• [Problem details] Pick out the lines containing "ANIMAL".
-- Material shown start --
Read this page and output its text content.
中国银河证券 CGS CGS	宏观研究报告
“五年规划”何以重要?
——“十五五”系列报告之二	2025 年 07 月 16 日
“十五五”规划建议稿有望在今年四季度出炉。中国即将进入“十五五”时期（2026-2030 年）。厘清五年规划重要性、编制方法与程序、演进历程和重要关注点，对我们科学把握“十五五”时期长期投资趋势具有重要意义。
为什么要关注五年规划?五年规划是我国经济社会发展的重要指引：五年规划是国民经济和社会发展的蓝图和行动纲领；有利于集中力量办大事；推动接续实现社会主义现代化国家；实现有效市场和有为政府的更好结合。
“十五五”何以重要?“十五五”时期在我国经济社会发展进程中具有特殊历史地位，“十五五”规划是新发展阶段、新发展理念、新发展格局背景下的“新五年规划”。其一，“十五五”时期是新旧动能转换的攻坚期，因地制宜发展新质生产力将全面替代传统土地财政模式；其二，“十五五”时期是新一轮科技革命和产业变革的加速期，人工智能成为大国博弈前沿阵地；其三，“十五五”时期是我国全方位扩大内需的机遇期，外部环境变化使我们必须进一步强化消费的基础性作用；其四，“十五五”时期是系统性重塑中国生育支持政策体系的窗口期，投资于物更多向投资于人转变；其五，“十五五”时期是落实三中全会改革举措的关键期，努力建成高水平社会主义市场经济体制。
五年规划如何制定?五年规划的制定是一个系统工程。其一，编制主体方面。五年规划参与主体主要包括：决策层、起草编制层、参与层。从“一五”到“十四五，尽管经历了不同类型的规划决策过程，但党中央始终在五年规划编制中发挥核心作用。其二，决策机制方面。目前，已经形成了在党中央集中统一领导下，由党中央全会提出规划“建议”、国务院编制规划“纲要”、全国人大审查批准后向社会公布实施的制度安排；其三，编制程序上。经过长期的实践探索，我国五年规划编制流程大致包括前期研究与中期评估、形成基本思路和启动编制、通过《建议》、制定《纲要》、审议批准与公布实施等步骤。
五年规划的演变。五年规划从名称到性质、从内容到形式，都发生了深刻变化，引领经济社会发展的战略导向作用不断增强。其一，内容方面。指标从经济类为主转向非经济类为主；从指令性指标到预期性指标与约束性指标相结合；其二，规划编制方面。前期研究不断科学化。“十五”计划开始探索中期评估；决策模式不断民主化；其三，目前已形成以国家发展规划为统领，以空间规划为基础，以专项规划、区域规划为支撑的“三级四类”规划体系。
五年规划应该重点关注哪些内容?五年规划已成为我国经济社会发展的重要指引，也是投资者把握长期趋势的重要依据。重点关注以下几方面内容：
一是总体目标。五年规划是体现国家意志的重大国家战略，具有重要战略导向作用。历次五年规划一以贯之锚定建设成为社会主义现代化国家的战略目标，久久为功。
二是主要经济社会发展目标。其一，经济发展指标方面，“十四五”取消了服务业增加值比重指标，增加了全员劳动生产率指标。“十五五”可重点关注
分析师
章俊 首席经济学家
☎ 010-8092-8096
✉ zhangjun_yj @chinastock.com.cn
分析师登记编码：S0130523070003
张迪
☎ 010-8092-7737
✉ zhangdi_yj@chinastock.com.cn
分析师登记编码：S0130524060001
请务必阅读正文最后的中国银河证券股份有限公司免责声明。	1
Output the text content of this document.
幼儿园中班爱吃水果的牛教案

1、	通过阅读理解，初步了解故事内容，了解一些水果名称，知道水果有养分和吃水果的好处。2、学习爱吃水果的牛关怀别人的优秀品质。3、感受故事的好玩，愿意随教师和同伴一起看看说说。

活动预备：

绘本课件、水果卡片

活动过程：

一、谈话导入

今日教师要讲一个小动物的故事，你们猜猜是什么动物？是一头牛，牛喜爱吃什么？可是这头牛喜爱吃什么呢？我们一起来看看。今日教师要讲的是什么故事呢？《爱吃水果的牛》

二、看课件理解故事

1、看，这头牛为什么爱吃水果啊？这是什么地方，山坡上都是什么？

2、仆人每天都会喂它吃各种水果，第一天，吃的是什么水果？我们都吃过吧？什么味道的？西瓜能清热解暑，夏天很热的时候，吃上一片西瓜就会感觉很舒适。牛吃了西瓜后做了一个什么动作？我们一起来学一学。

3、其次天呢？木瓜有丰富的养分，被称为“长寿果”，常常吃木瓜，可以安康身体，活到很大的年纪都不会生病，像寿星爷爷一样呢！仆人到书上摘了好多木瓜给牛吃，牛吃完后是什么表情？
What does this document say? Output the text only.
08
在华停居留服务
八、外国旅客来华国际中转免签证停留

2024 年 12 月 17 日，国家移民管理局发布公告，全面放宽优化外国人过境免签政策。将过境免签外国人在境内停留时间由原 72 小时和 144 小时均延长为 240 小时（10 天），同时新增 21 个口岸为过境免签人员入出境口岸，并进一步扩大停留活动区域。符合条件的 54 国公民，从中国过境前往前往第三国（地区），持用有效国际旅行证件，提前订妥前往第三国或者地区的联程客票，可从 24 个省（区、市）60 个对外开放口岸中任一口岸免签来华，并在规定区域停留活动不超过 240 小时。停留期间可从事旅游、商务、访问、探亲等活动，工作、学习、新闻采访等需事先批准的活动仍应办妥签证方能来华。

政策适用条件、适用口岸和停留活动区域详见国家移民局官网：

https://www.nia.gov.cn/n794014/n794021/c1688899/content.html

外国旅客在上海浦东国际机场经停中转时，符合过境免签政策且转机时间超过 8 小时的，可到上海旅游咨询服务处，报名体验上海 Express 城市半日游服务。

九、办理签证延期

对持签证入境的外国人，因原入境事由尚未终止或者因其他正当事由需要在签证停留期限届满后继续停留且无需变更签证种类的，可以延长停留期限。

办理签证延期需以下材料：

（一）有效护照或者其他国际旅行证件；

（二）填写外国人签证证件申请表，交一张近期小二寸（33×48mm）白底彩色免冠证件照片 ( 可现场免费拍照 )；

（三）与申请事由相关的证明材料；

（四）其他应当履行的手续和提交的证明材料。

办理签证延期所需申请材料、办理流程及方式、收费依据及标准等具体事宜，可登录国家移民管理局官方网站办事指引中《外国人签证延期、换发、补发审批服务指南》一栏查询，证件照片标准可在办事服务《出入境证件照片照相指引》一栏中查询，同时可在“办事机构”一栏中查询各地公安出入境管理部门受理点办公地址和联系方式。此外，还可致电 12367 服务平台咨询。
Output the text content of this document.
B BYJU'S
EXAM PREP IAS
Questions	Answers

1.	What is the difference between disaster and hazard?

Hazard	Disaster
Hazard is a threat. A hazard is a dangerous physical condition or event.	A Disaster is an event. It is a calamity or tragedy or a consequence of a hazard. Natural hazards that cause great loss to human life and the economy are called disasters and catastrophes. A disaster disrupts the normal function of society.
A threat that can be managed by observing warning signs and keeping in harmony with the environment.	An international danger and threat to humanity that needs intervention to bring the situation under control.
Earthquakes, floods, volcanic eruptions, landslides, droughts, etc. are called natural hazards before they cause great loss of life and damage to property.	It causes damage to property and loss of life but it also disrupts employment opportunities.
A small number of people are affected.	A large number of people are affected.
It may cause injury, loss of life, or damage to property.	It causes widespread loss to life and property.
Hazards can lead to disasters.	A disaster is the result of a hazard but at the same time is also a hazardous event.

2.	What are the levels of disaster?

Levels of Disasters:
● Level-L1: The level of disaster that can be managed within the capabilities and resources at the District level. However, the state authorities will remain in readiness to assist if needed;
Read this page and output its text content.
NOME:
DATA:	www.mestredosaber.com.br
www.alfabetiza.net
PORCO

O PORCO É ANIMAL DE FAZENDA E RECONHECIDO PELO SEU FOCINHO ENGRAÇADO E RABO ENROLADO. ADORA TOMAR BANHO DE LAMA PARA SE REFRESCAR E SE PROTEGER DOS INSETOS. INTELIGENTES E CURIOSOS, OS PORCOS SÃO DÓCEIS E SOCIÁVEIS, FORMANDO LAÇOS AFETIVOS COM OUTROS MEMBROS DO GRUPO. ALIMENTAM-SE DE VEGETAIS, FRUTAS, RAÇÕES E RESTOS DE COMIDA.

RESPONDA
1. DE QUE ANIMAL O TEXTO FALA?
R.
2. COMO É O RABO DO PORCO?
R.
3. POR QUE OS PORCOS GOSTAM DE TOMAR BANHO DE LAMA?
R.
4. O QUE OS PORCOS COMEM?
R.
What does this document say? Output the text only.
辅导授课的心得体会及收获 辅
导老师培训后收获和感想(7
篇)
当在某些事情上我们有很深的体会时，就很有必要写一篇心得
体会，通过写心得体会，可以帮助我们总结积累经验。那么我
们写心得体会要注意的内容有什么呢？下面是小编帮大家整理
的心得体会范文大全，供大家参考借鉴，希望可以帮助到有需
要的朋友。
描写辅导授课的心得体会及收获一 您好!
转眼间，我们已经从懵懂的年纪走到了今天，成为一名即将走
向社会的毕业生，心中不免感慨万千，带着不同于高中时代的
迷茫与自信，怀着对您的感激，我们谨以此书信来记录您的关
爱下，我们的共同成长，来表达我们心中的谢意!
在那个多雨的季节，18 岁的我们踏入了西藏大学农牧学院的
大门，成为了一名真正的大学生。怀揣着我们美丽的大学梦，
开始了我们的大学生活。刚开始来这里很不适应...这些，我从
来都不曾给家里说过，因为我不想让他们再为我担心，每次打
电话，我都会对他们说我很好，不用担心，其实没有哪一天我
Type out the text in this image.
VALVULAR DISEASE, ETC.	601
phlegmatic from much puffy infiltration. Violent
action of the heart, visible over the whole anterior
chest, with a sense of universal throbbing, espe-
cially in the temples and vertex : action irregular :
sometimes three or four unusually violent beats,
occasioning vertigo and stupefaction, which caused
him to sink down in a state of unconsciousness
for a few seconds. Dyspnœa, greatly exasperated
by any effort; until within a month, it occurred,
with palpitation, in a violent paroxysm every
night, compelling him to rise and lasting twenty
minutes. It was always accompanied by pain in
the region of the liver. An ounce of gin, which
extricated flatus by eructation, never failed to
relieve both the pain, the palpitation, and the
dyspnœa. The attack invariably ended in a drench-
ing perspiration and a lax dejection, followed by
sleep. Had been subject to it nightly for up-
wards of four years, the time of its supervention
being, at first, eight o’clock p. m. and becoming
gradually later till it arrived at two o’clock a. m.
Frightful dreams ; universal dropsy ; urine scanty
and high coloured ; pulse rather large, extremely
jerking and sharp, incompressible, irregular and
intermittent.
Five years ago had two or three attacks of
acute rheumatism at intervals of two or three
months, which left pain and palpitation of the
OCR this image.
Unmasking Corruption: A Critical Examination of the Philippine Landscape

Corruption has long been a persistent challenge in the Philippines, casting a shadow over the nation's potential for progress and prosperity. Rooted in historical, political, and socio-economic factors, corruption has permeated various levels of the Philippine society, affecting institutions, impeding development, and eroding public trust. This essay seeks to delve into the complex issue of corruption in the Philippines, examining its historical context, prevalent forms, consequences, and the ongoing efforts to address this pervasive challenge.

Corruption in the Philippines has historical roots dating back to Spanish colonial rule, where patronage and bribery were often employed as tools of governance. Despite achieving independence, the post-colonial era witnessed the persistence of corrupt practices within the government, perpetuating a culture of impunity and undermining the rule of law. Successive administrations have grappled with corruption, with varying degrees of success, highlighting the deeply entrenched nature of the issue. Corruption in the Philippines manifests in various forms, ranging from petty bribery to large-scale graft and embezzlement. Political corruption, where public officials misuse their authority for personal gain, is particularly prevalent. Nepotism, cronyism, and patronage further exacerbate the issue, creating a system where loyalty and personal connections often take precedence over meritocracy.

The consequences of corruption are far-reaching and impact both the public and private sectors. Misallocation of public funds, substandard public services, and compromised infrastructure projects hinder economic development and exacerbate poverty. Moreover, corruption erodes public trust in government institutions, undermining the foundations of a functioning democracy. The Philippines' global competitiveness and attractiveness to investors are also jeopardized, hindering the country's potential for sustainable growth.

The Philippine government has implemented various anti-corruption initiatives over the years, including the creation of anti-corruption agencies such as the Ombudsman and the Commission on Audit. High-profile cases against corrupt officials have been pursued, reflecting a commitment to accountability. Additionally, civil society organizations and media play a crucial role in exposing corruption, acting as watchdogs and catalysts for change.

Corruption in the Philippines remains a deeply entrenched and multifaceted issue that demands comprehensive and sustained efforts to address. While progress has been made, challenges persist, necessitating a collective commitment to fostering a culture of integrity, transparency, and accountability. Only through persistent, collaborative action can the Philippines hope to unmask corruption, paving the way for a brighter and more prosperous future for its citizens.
-- Material shown end --
• [Task response]
O PORCO É ANIMAL DE FAZENDA E RECONHECIDO PELO SEU FOCINHO ENGRAÇADO E RABO ENROLADO. ADORA TOMAR BANHO DE LAMA PARA SE REFRESCAR E SE PROTEGER DOS INSETOS. INTELIGENTES E CURIOSOS, OS PORCOS SÃO DÓCEIS E SOCIÁVEIS, FORMANDO LAÇOS AFETIVOS COM OUTROS MEMBROS DO GRUPO. ALIMENTAM-SE DE VEGETAIS, FRUTAS, RAÇÕES E RESTOS DE COMIDA.
1. DE QUE ANIMAL O TEXTO FALA?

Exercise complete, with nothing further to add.